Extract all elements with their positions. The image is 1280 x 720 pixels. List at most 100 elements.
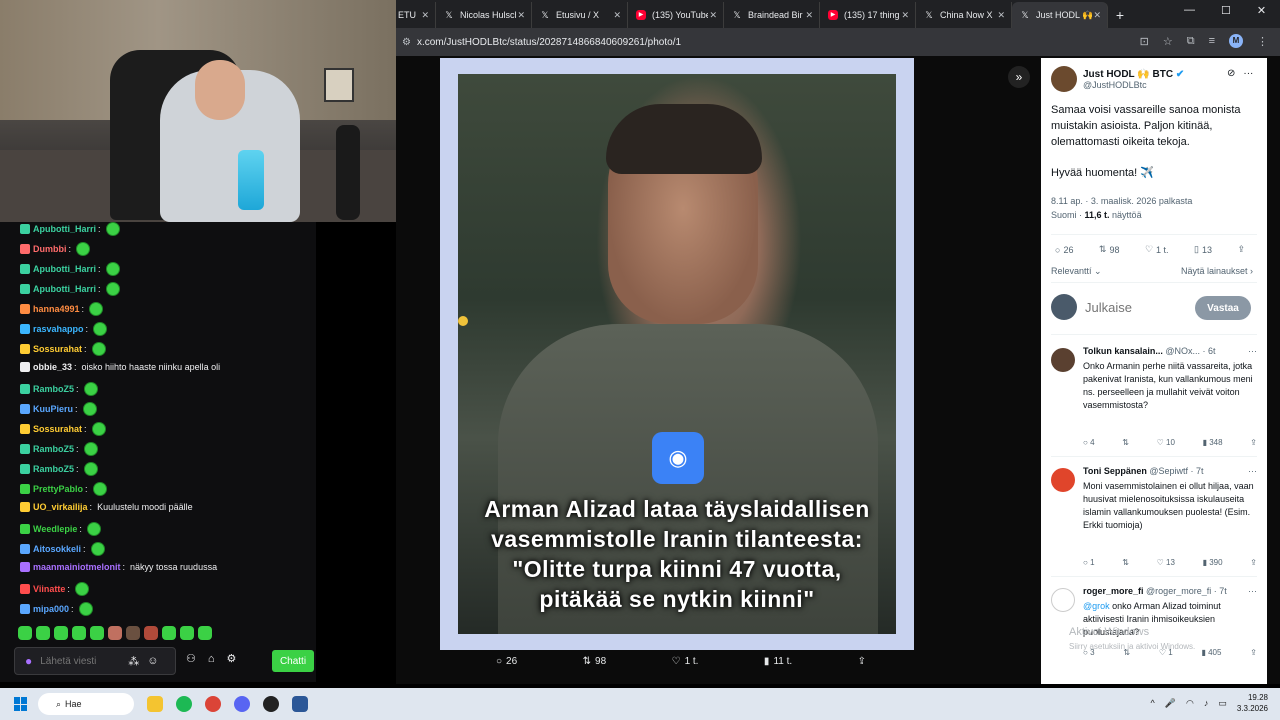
views-button[interactable]: ▮ 11 t.: [764, 656, 792, 667]
browser-tab[interactable]: 𝕏 Just HODL 🙌 ✕: [1012, 2, 1108, 28]
browser-tab[interactable]: ▶ (135) 17 thing ✕: [820, 2, 916, 28]
close-tab-icon[interactable]: ✕: [421, 10, 429, 21]
share-icon[interactable]: ⇪: [1237, 244, 1245, 255]
emote-icon[interactable]: [18, 626, 32, 640]
author-name[interactable]: Just HODL 🙌 BTC: [1083, 69, 1173, 80]
chat-username[interactable]: Sossurahat: [33, 344, 82, 354]
chat-username[interactable]: Aitosokkeli: [33, 544, 81, 554]
emote-icon[interactable]: [54, 626, 68, 640]
reply-count[interactable]: ○ 26: [1055, 244, 1073, 255]
start-button[interactable]: [14, 697, 28, 711]
profile-avatar[interactable]: M: [1229, 34, 1243, 48]
clock[interactable]: 19.28 3.3.2026: [1237, 692, 1268, 714]
close-tab-icon[interactable]: ✕: [709, 10, 717, 21]
discord-icon[interactable]: [234, 696, 250, 712]
close-window-icon[interactable]: ✕: [1257, 4, 1266, 17]
quotes-link[interactable]: Näytä lainaukset ›: [1181, 266, 1253, 277]
close-tab-icon[interactable]: ✕: [901, 10, 909, 21]
chat-username[interactable]: UO_virkailija: [33, 502, 88, 512]
mic-icon[interactable]: ●: [25, 654, 32, 668]
browser-tab[interactable]: 𝕏 Braindead Bir ✕: [724, 2, 820, 28]
chat-username[interactable]: Dumbbi: [33, 244, 67, 254]
obs-icon[interactable]: [263, 696, 279, 712]
url-text[interactable]: x.com/JustHODLBtc/status/202871486684060…: [417, 37, 681, 48]
file-explorer-icon[interactable]: [147, 696, 163, 712]
emote-icon[interactable]: [144, 626, 158, 640]
new-tab-button[interactable]: +: [1108, 2, 1132, 28]
chrome-icon[interactable]: [205, 696, 221, 712]
browser-tab[interactable]: 𝕏 Etusivu / X ✕: [532, 2, 628, 28]
chat-username[interactable]: Sossurahat: [33, 424, 82, 434]
chat-username[interactable]: Apubotti_Harri: [33, 224, 96, 234]
store-icon[interactable]: ⌂: [208, 653, 215, 665]
chat-input[interactable]: [40, 655, 121, 667]
chat-send-button[interactable]: Chatti: [272, 650, 314, 672]
chat-username[interactable]: RamboZ5: [33, 444, 74, 454]
emote-icon[interactable]: [162, 626, 176, 640]
emote-icon[interactable]: [108, 626, 122, 640]
emoji-icon[interactable]: ☺: [147, 655, 158, 667]
browser-tab[interactable]: 𝕏 China Now X ✕: [916, 2, 1012, 28]
install-icon[interactable]: ⊡: [1140, 35, 1149, 48]
maximize-icon[interactable]: ☐: [1221, 4, 1231, 17]
battery-icon[interactable]: ▭: [1218, 698, 1227, 709]
taskbar-search[interactable]: ⌕ Hae: [38, 693, 134, 715]
volume-icon[interactable]: ♪: [1204, 698, 1209, 708]
sort-dropdown[interactable]: Relevanttí ⌄: [1051, 266, 1102, 277]
minimize-icon[interactable]: —: [1184, 4, 1195, 17]
close-tab-icon[interactable]: ✕: [1093, 10, 1101, 21]
expand-panel-icon[interactable]: »: [1008, 66, 1030, 88]
chat-username[interactable]: Apubotti_Harri: [33, 264, 96, 274]
chat-username[interactable]: RamboZ5: [33, 384, 74, 394]
chat-username[interactable]: Weedlepie: [33, 524, 77, 534]
reply-input[interactable]: [1085, 299, 1181, 315]
settings-icon[interactable]: ⚙: [227, 652, 237, 665]
chat-username[interactable]: Viinatte: [33, 584, 65, 594]
chat-username[interactable]: obbie_33: [33, 362, 72, 372]
chat-username[interactable]: RamboZ5: [33, 464, 74, 474]
extensions-icon[interactable]: ⧉: [1187, 35, 1195, 48]
close-tab-icon[interactable]: ✕: [997, 10, 1005, 21]
translate-icon[interactable]: ⁂: [128, 655, 139, 668]
site-info-icon[interactable]: ⚙: [402, 37, 411, 48]
close-tab-icon[interactable]: ✕: [805, 10, 813, 21]
wifi-icon[interactable]: ◠: [1186, 698, 1194, 709]
browser-tab[interactable]: 𝕏 Nicolas Hulsch ✕: [436, 2, 532, 28]
emote-icon[interactable]: [198, 626, 212, 640]
mic-tray-icon[interactable]: 🎤: [1165, 698, 1176, 709]
like-button[interactable]: ♡ 1 t.: [672, 656, 699, 667]
chat-username[interactable]: KuuPieru: [33, 404, 73, 414]
chat-username[interactable]: hanna4991: [33, 304, 80, 314]
share-button[interactable]: ⇪: [858, 656, 866, 667]
bookmark-count[interactable]: ▯ 13: [1194, 244, 1212, 255]
author-avatar[interactable]: [1051, 66, 1077, 92]
close-tab-icon[interactable]: ✕: [613, 10, 621, 21]
chat-username[interactable]: rasvahappo: [33, 324, 84, 334]
chat-username[interactable]: mipa000: [33, 604, 69, 614]
emote-icon[interactable]: [180, 626, 194, 640]
spotify-icon[interactable]: [176, 696, 192, 712]
more-icon[interactable]: ···: [1243, 68, 1253, 79]
chat-username[interactable]: maanmainiotmelonit: [33, 562, 121, 572]
grok-icon[interactable]: ⊘: [1227, 68, 1235, 79]
reply-button[interactable]: ○ 26: [496, 656, 517, 667]
notepad-icon[interactable]: [292, 696, 308, 712]
chevron-up-icon[interactable]: ^: [1151, 698, 1155, 708]
emote-icon[interactable]: [126, 626, 140, 640]
menu-icon[interactable]: ⋮: [1257, 35, 1268, 48]
like-count[interactable]: ♡ 1 t.: [1145, 244, 1169, 255]
repost-count[interactable]: ⇅ 98: [1099, 244, 1120, 255]
emote-icon[interactable]: [72, 626, 86, 640]
emote-icon[interactable]: [90, 626, 104, 640]
close-tab-icon[interactable]: ✕: [517, 10, 525, 21]
media-icon[interactable]: ≡: [1209, 35, 1215, 47]
chat-username[interactable]: Apubotti_Harri: [33, 284, 96, 294]
reply-submit-button[interactable]: Vastaa: [1195, 296, 1251, 320]
repost-button[interactable]: ⇅ 98: [583, 656, 607, 667]
points-icon[interactable]: ⚇: [186, 652, 196, 665]
bookmark-star-icon[interactable]: ☆: [1163, 35, 1173, 48]
browser-tab[interactable]: ▶ (135) YouTube ✕: [628, 2, 724, 28]
author-handle[interactable]: @JustHODLBtc: [1083, 80, 1184, 90]
chat-username[interactable]: PrettyPablo: [33, 484, 83, 494]
tweet-photo[interactable]: ◉ Arman Alizad lataa täyslaidallisen vas…: [458, 74, 896, 634]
*****
_What is needed_
Pull out every line of the material above that contains the string "Sossurahat". Case counts.

_Reply to the exercise_
chat-username[interactable]: Sossurahat: [33, 344, 82, 354]
chat-username[interactable]: Sossurahat: [33, 424, 82, 434]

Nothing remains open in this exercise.